#### [Work to be completed]
Write out the full set of records below exactly.

Records that describe figures
----------------
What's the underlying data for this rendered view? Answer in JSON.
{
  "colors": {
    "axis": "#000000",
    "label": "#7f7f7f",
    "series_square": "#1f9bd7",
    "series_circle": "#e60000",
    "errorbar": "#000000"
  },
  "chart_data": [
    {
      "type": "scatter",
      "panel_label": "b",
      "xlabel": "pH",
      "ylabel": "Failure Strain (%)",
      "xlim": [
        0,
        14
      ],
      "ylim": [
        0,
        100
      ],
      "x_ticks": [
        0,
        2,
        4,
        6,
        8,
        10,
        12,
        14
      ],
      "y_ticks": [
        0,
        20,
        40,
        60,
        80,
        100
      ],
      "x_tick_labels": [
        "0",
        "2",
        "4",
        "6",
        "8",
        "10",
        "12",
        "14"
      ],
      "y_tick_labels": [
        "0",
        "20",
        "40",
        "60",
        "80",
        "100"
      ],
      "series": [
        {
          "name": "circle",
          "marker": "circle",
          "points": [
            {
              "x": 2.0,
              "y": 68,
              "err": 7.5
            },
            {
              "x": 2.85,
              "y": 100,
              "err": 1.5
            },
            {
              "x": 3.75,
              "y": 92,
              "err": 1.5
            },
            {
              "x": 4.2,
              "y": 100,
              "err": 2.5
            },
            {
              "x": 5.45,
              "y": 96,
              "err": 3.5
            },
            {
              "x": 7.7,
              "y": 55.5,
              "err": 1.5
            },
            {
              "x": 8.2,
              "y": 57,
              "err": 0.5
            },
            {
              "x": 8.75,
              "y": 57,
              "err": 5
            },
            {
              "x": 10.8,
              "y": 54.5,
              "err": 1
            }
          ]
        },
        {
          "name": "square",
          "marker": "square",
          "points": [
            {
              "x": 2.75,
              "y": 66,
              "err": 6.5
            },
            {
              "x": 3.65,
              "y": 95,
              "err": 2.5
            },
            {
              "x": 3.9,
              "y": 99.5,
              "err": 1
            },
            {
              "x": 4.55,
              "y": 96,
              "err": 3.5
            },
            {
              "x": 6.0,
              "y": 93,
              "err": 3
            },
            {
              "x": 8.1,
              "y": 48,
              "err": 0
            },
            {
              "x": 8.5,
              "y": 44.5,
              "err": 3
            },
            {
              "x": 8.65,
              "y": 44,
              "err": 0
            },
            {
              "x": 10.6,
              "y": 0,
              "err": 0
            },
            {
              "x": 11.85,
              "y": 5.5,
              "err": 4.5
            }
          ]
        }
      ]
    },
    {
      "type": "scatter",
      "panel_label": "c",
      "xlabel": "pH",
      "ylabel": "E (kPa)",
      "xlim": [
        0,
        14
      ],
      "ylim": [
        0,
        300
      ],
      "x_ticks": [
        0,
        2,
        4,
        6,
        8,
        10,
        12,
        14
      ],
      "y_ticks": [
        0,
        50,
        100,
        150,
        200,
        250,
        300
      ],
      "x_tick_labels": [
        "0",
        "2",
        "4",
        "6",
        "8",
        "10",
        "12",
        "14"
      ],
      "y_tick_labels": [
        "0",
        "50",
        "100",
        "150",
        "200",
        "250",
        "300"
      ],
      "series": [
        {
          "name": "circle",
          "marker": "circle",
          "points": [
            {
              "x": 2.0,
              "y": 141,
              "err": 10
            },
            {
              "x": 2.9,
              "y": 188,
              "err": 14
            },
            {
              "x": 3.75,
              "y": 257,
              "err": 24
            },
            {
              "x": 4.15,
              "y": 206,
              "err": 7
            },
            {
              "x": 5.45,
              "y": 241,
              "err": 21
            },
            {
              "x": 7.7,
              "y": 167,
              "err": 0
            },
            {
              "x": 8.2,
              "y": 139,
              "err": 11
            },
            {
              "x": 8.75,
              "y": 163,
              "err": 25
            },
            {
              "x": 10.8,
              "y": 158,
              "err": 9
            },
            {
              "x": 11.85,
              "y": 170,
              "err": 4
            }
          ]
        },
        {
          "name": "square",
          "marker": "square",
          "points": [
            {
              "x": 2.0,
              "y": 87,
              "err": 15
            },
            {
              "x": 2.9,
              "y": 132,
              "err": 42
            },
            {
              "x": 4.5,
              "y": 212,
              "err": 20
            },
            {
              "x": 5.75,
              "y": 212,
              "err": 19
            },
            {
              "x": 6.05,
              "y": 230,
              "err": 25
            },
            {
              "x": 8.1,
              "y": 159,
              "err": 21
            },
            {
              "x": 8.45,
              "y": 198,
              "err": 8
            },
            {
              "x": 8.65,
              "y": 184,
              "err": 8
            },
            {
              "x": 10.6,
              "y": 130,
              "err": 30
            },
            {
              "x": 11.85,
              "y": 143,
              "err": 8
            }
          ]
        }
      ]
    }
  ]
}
----------------
#### [Task result]
What's the underlying data for this rendered view? Answer in JSON.
{
  "colors": {
    "axis": "#000000",
    "label": "#7f7f7f",
    "series_square": "#1f9bd7",
    "series_circle": "#e60000",
    "errorbar": "#000000"
  },
  "chart_data": [
    {
      "type": "scatter",
      "panel_label": "b",
      "xlabel": "pH",
      "ylabel": "Failure Strain (%)",
      "xlim": [
        0,
        14
      ],
      "ylim": [
        0,
        100
      ],
      "x_ticks": [
        0,
        2,
        4,
        6,
        8,
        10,
        12,
        14
      ],
      "y_ticks": [
        0,
        20,
        40,
        60,
        80,
        100
      ],
      "x_tick_labels": [
        "0",
        "2",
        "4",
        "6",
        "8",
        "10",
        "12",
        "14"
      ],
      "y_tick_labels": [
        "0",
        "20",
        "40",
        "60",
        "80",
        "100"
      ],
      "series": [
        {
          "name": "circle",
          "marker": "circle",
          "points": [
            {
              "x": 2.0,
              "y": 68,
              "err": 7.5
            },
            {
              "x": 2.85,
              "y": 100,
              "err": 1.5
            },
            {
              "x": 3.75,
              "y": 92,
              "err": 1.5
            },
            {
              "x": 4.2,
              "y": 100,
              "err": 2.5
            },
            {
              "x": 5.45,
              "y": 96,
              "err": 3.5
            },
            {
              "x": 7.7,
              "y": 55.5,
              "err": 1.5
            },
            {
              "x": 8.2,
              "y": 57,
              "err": 0.5
            },
            {
              "x": 8.75,
              "y": 57,
              "err": 5
            },
            {
              "x": 10.8,
              "y": 54.5,
              "err": 1
            }
          ]
        },
        {
          "name": "square",
          "marker": "square",
          "points": [
            {
              "x": 2.75,
              "y": 66,
              "err": 6.5
            },
            {
              "x": 3.65,
              "y": 95,
              "err": 2.5
            },
            {
              "x": 3.9,
              "y": 99.5,
              "err": 1
            },
            {
              "x": 4.55,
              "y": 96,
              "err": 3.5
            },
            {
              "x": 6.0,
              "y": 93,
              "err": 3
            },
            {
              "x": 8.1,
              "y": 48,
              "err": 0
            },
            {
              "x": 8.5,
              "y": 44.5,
              "err": 3
            },
            {
              "x": 8.65,
              "y": 44,
              "err": 0
            },
            {
              "x": 10.6,
              "y": 0,
              "err": 0
            },
            {
              "x": 11.85,
              "y": 5.5,
              "err": 4.5
            }
          ]
        }
      ]
    },
    {
      "type": "scatter",
      "panel_label": "c",
      "xlabel": "pH",
      "ylabel": "E (kPa)",
      "xlim": [
        0,
        14
      ],
      "ylim": [
        0,
        300
      ],
      "x_ticks": [
        0,
        2,
        4,
        6,
        8,
        10,
        12,
        14
      ],
      "y_ticks": [
        0,
        50,
        100,
        150,
        200,
        250,
        300
      ],
      "x_tick_labels": [
        "0",
        "2",
        "4",
        "6",
        "8",
        "10",
        "12",
        "14"
      ],
      "y_tick_labels": [
        "0",
        "50",
        "100",
        "150",
        "200",
        "250",
        "300"
      ],
      "series": [
        {
          "name": "circle",
          "marker": "circle",
          "points": [
            {
              "x": 2.0,
              "y": 141,
              "err": 10
            },
            {
              "x": 2.9,
              "y": 188,
              "err": 14
            },
            {
              "x": 3.75,
              "y": 257,
              "err": 24
            },
            {
              "x": 4.15,
              "y": 206,
              "err": 7
            },
            {
              "x": 5.45,
              "y": 241,
              "err": 21
            },
            {
              "x": 7.7,
              "y": 167,
              "err": 0
            },
            {
              "x": 8.2,
              "y": 139,
              "err": 11
            },
            {
              "x": 8.75,
              "y": 163,
              "err": 25
            },
            {
              "x": 10.8,
              "y": 158,
              "err": 9
            },
            {
              "x": 11.85,
              "y": 170,
              "err": 4
            }
          ]
        },
        {
          "name": "square",
          "marker": "square",
          "points": [
            {
              "x": 2.0,
              "y": 87,
              "err": 15
            },
            {
              "x": 2.9,
              "y": 132,
              "err": 42
            },
            {
              "x": 4.5,
              "y": 212,
              "err": 20
            },
            {
              "x": 5.75,
              "y": 212,
              "err": 19
            },
            {
              "x": 6.05,
              "y": 230,
              "err": 25
            },
            {
              "x": 8.1,
              "y": 159,
              "err": 21
            },
            {
              "x": 8.45,
              "y": 198,
              "err": 8
            },
            {
              "x": 8.65,
              "y": 184,
              "err": 8
            },
            {
              "x": 10.6,
              "y": 130,
              "err": 30
            },
            {
              "x": 11.85,
              "y": 143,
              "err": 8
            }
          ]
        }
      ]
    }
  ]
}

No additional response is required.